## [Items listed in a dataset]
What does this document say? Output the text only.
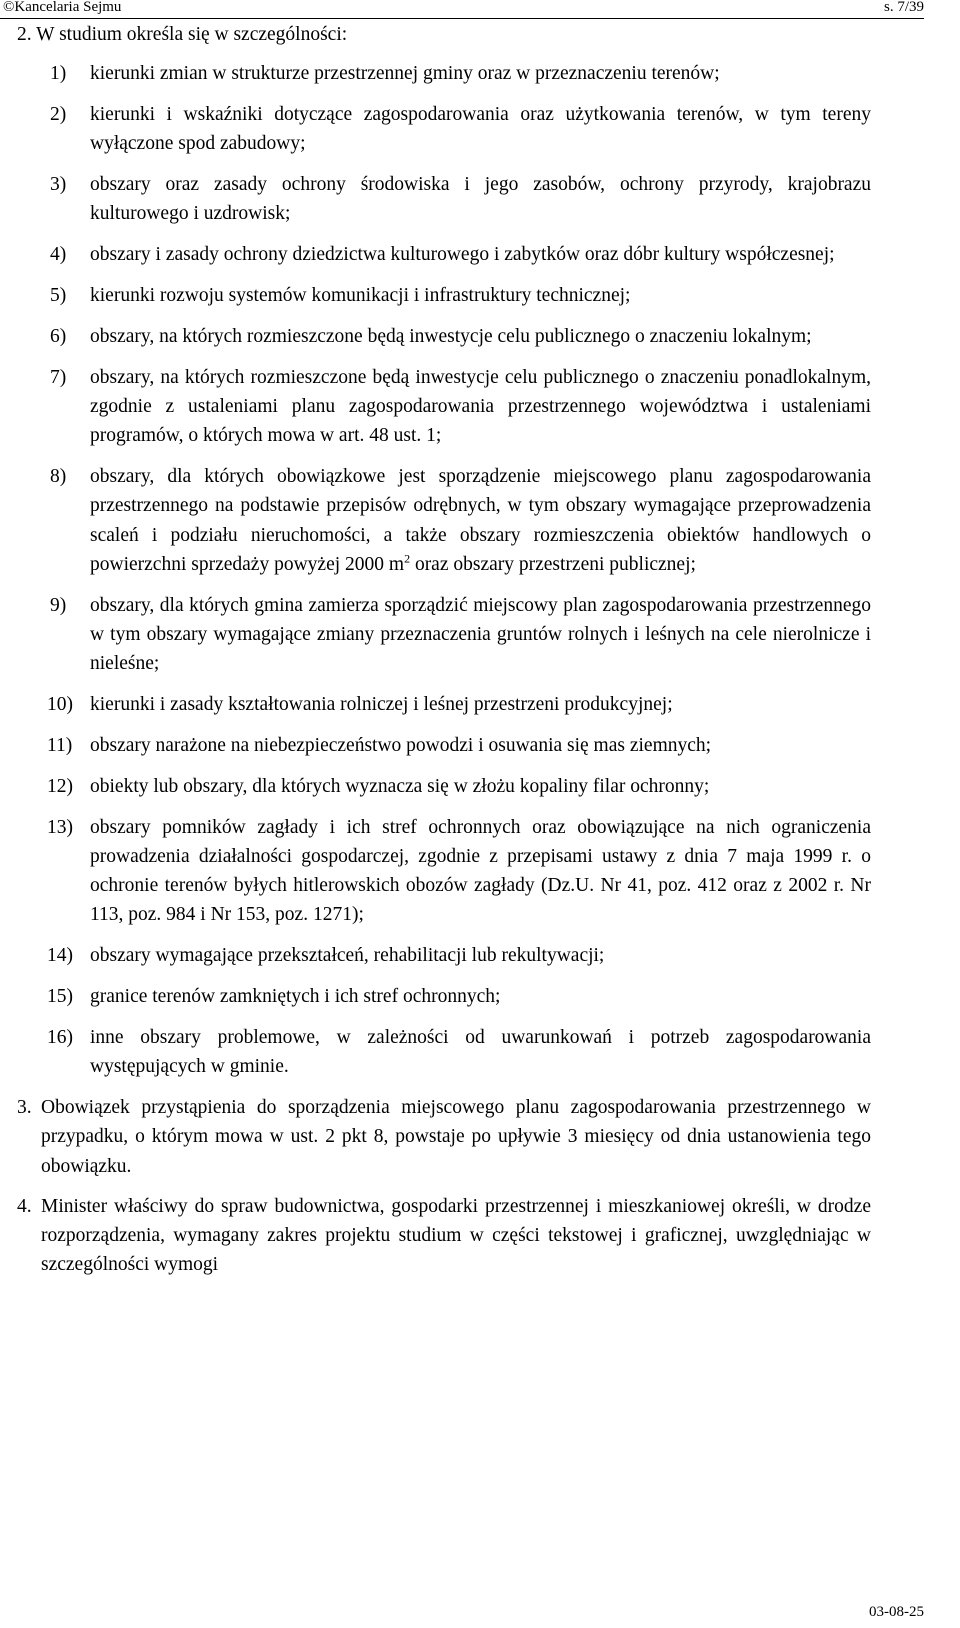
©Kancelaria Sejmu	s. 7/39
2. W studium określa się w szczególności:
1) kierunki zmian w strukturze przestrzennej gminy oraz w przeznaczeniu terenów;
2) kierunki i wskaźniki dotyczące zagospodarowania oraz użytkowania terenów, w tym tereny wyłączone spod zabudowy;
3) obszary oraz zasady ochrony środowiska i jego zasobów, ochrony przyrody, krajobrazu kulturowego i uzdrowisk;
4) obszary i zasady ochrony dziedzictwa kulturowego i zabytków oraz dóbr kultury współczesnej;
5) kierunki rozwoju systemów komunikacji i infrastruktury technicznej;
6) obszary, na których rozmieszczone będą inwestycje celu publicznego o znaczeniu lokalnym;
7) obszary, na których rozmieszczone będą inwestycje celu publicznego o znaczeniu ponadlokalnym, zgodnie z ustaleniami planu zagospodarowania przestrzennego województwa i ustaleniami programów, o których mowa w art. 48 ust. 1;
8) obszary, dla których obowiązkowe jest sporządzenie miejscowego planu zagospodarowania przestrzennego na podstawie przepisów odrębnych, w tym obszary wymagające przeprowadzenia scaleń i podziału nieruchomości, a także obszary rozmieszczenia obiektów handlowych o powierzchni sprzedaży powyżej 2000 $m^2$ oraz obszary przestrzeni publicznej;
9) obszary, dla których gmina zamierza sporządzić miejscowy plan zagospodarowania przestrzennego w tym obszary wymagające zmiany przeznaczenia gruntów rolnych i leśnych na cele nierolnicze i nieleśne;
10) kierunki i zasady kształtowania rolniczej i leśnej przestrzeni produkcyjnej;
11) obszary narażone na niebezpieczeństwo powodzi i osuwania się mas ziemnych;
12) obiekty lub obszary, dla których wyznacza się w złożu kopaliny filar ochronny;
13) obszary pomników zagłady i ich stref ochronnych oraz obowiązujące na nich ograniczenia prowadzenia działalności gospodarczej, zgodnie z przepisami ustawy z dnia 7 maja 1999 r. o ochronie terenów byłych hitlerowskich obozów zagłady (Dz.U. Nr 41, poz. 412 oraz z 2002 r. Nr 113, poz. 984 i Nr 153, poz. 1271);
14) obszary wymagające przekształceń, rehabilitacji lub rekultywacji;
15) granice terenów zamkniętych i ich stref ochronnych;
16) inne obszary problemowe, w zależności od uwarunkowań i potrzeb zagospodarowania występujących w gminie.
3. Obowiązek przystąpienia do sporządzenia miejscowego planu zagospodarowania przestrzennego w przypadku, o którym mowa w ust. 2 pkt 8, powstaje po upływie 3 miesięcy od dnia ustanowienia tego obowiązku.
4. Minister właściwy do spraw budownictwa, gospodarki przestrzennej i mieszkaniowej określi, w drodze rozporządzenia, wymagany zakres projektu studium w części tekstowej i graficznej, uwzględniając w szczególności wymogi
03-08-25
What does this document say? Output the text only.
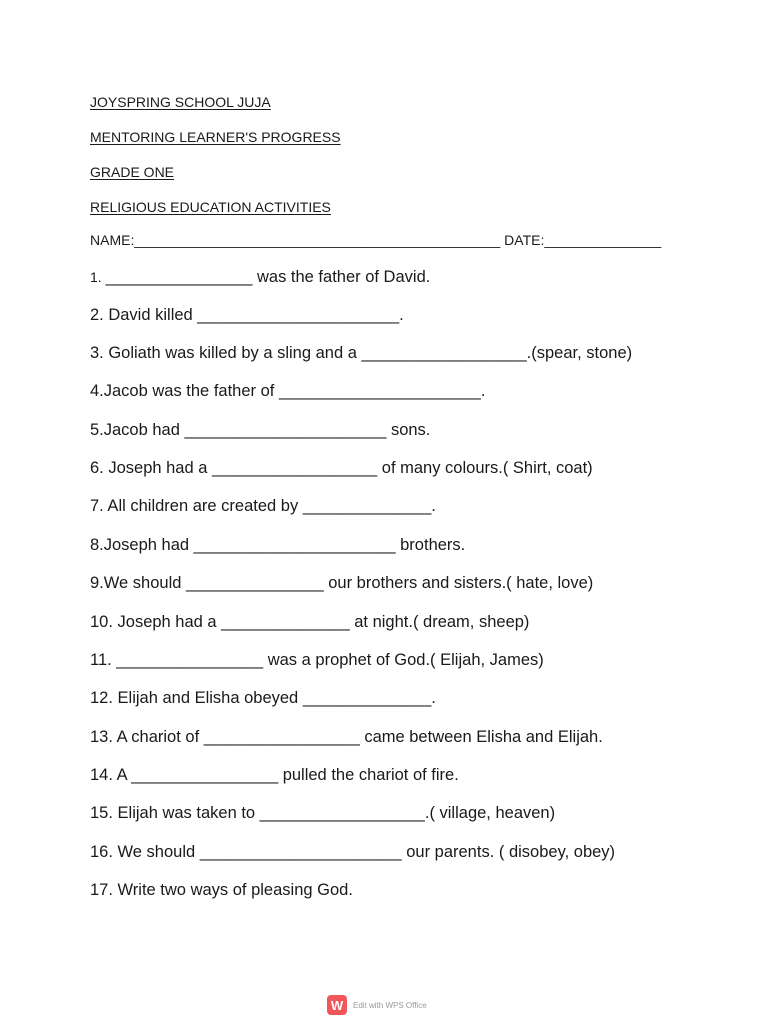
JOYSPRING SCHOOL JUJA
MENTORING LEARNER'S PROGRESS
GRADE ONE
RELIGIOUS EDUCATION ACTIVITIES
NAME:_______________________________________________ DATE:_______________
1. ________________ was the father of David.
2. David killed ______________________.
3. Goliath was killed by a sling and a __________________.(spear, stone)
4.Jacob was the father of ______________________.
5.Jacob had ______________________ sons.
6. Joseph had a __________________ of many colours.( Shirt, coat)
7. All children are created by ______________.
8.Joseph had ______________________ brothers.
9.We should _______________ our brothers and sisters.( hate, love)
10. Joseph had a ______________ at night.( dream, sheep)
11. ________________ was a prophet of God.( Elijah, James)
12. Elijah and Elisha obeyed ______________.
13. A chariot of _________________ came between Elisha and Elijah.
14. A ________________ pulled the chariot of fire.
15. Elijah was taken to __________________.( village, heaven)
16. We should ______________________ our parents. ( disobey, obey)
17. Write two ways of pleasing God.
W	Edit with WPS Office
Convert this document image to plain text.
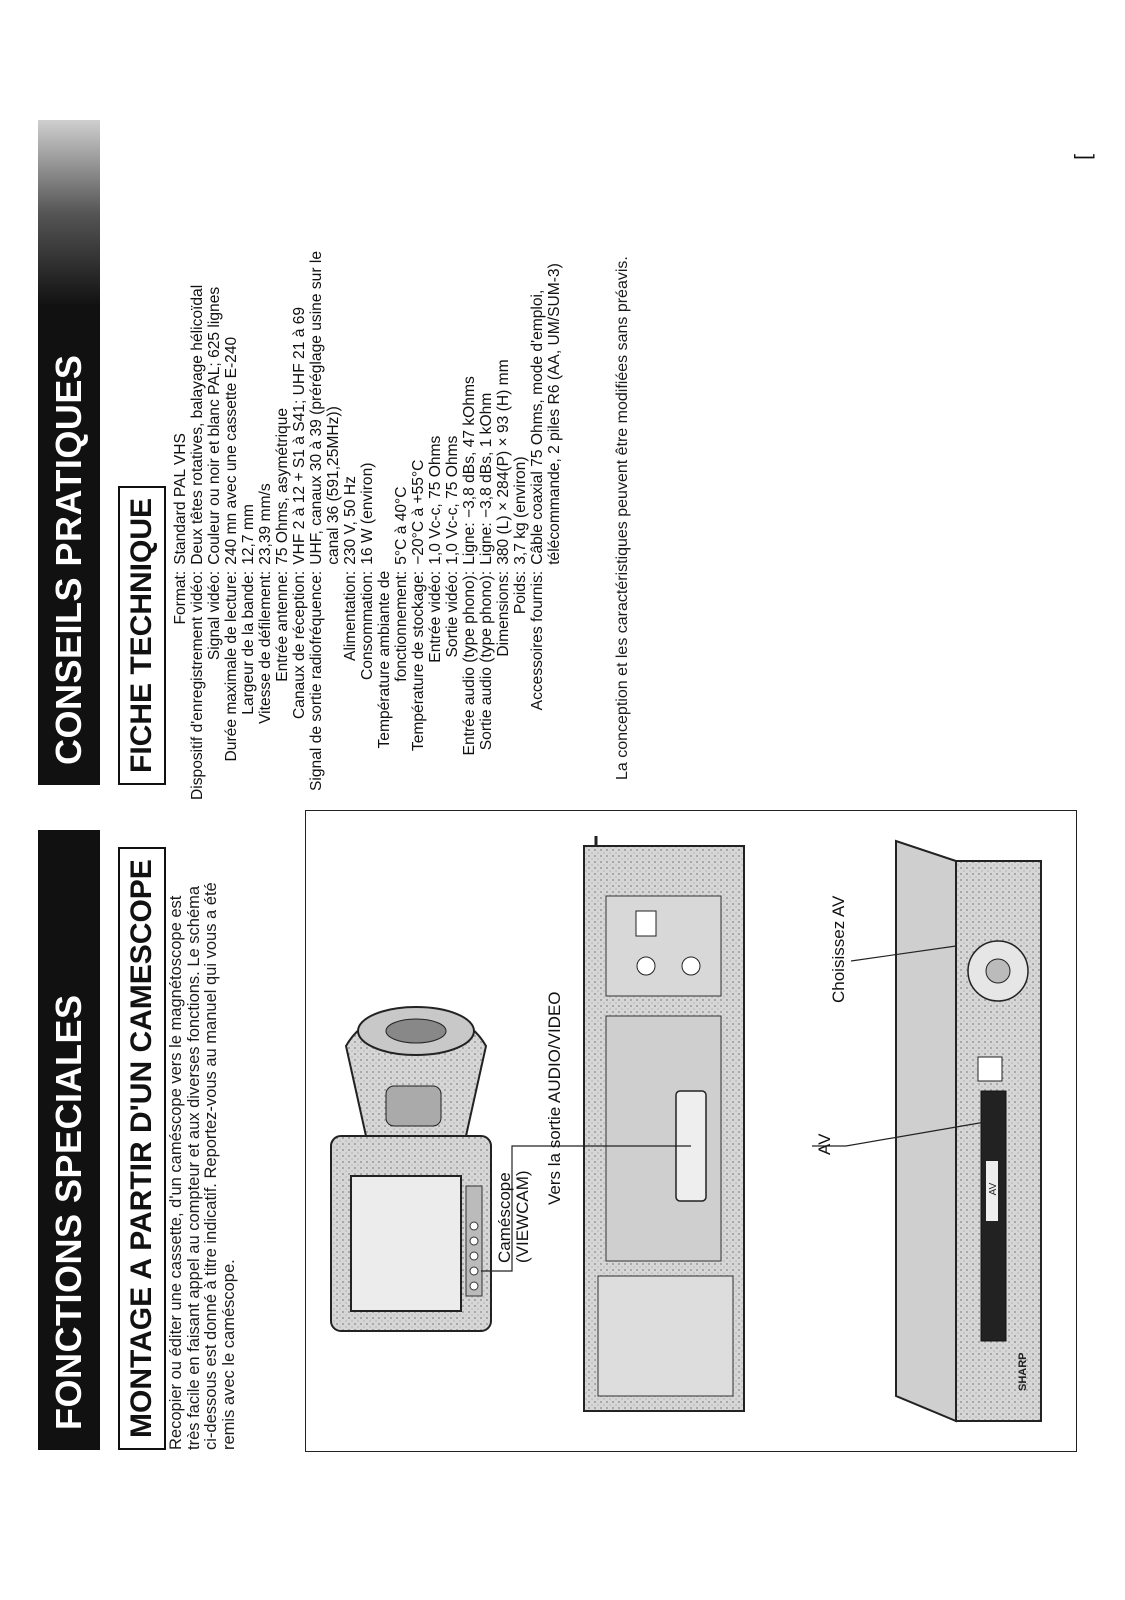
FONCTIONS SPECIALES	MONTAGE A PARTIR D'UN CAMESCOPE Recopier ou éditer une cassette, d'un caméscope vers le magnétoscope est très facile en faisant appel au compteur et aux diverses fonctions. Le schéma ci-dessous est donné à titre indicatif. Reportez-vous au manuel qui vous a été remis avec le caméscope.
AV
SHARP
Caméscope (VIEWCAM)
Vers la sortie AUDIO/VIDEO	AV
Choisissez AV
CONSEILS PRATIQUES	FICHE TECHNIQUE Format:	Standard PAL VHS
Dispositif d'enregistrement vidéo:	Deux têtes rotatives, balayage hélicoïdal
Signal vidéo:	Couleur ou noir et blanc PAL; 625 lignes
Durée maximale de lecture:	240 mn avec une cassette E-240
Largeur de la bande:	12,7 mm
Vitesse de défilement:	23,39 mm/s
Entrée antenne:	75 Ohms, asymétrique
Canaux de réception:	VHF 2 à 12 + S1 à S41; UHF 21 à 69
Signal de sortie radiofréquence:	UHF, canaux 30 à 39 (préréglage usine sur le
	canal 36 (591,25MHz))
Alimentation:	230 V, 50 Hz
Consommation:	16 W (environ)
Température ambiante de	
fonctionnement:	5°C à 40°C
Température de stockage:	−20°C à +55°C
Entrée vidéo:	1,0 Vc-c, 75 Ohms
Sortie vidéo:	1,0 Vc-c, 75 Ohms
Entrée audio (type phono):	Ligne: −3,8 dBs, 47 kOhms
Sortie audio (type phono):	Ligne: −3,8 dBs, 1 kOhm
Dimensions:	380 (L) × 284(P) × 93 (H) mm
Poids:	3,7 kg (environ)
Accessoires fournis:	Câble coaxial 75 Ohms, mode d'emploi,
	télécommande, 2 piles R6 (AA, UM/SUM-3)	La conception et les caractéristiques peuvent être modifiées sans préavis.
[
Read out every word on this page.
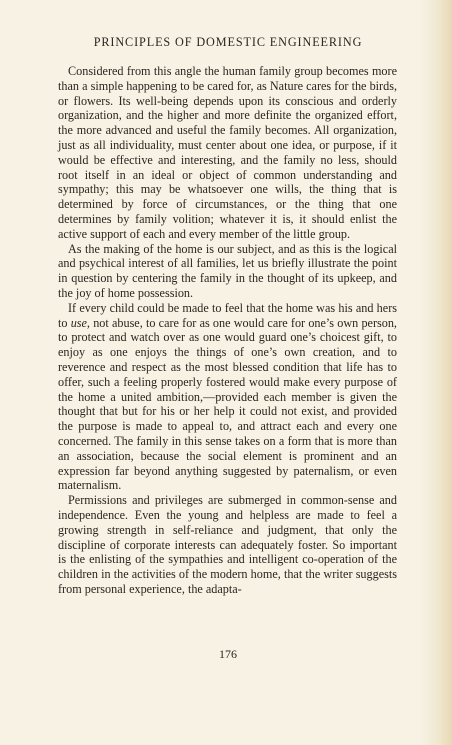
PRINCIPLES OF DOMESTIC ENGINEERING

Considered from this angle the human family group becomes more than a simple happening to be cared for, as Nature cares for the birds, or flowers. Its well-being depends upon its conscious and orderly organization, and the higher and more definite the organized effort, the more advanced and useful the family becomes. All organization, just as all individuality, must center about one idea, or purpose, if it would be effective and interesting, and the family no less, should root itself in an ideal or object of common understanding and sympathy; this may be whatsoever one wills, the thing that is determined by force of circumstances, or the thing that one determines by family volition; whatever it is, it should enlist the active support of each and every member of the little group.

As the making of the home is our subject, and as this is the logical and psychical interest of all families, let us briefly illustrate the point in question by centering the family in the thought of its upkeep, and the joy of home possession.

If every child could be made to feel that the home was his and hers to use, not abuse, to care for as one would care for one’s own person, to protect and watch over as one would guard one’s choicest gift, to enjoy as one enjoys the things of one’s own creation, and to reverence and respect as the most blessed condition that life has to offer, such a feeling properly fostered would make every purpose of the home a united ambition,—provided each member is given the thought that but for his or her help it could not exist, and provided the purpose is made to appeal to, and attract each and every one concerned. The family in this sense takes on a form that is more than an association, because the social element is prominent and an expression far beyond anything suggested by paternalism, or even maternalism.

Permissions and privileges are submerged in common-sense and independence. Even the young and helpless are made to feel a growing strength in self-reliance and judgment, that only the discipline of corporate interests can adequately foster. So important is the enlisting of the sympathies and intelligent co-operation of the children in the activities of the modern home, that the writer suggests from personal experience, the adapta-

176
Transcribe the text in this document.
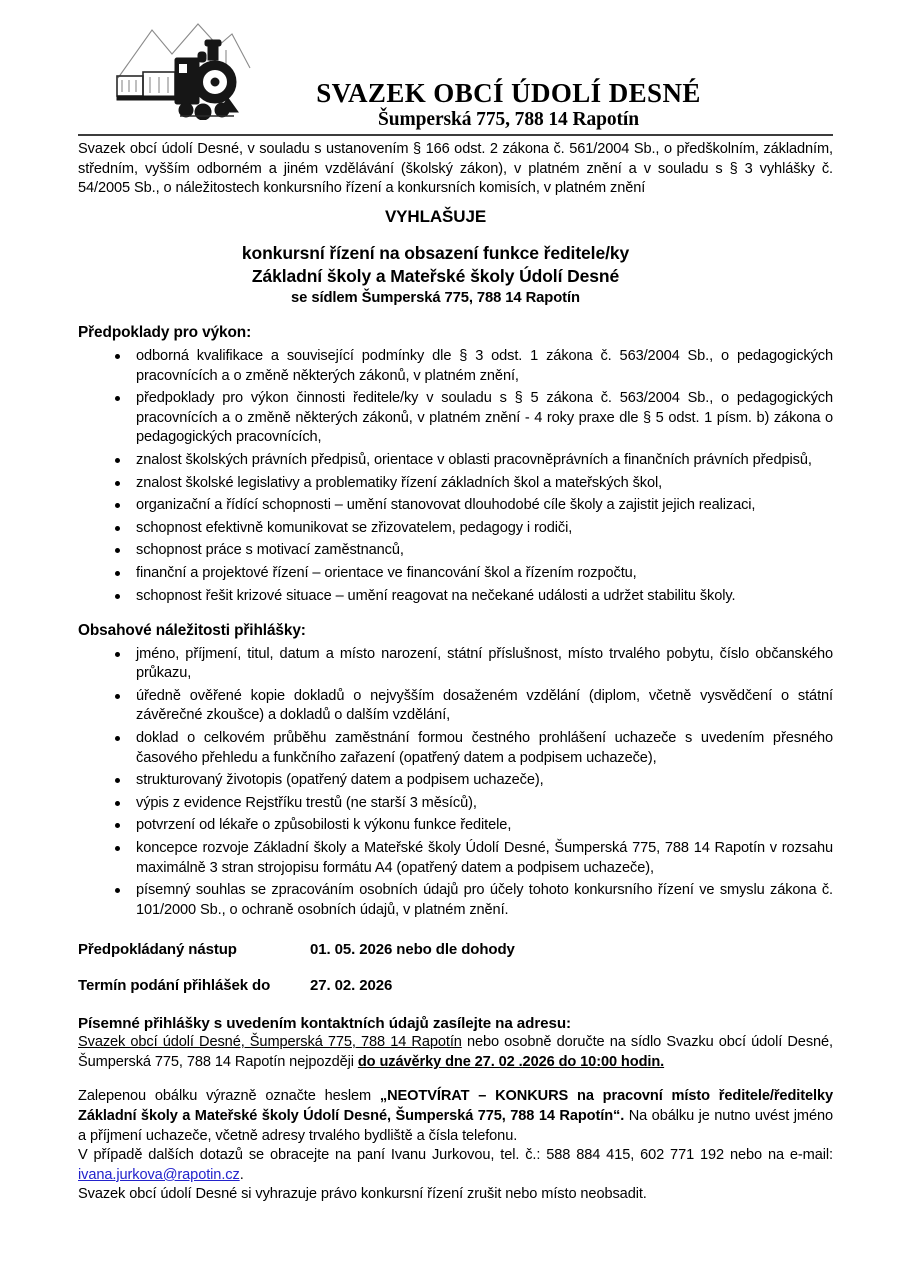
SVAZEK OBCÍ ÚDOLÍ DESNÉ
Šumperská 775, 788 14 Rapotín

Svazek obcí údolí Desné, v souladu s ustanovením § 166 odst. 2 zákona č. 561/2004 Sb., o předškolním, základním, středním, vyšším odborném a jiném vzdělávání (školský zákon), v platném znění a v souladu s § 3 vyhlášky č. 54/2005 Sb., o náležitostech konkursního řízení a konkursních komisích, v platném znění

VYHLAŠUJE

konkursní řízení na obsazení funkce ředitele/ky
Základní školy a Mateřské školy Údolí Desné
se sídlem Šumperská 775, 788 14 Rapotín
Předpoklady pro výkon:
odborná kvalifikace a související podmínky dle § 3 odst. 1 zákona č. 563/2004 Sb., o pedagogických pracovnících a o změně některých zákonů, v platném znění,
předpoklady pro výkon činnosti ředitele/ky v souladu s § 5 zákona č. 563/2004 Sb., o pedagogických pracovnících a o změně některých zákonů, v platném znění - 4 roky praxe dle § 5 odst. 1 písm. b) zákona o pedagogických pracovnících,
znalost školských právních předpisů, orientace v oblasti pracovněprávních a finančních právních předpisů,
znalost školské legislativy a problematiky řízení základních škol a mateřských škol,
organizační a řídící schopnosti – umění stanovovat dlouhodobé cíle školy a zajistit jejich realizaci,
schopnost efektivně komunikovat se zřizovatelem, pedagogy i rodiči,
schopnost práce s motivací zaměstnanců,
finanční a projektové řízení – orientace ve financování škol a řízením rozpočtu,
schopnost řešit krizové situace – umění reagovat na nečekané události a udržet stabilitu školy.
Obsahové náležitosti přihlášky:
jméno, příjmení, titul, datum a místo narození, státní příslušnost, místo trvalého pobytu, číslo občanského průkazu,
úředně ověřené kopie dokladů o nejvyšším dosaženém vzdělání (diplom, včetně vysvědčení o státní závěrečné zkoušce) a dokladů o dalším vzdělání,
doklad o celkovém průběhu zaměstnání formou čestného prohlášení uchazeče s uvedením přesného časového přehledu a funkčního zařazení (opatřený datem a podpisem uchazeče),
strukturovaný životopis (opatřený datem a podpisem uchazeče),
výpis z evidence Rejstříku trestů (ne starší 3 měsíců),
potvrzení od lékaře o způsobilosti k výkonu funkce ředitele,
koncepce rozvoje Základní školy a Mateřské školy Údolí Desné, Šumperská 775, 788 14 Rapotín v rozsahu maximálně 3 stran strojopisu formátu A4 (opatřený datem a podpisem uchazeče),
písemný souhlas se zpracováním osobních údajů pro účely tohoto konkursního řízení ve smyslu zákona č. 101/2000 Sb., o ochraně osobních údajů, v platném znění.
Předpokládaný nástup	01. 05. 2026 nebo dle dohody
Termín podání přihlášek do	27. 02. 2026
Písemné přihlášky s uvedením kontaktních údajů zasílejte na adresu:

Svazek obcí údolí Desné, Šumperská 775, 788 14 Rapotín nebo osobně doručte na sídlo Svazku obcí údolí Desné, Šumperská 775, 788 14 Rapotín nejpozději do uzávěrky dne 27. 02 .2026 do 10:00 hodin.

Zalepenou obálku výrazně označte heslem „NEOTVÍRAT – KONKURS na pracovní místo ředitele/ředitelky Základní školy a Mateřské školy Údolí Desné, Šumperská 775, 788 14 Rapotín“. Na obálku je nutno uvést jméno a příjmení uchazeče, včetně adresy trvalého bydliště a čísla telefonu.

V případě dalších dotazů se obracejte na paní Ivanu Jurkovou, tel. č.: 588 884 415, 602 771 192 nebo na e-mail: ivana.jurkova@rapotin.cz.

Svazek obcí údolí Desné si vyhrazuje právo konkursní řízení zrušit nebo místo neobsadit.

## [Directions for this task]
Copy every line from the records above that contains the word "znalost".

## [Result for this exercise]
znalost školských právních předpisů, orientace v oblasti pracovněprávních a finančních právních předpisů,
znalost školské legislativy a problematiky řízení základních škol a mateřských škol,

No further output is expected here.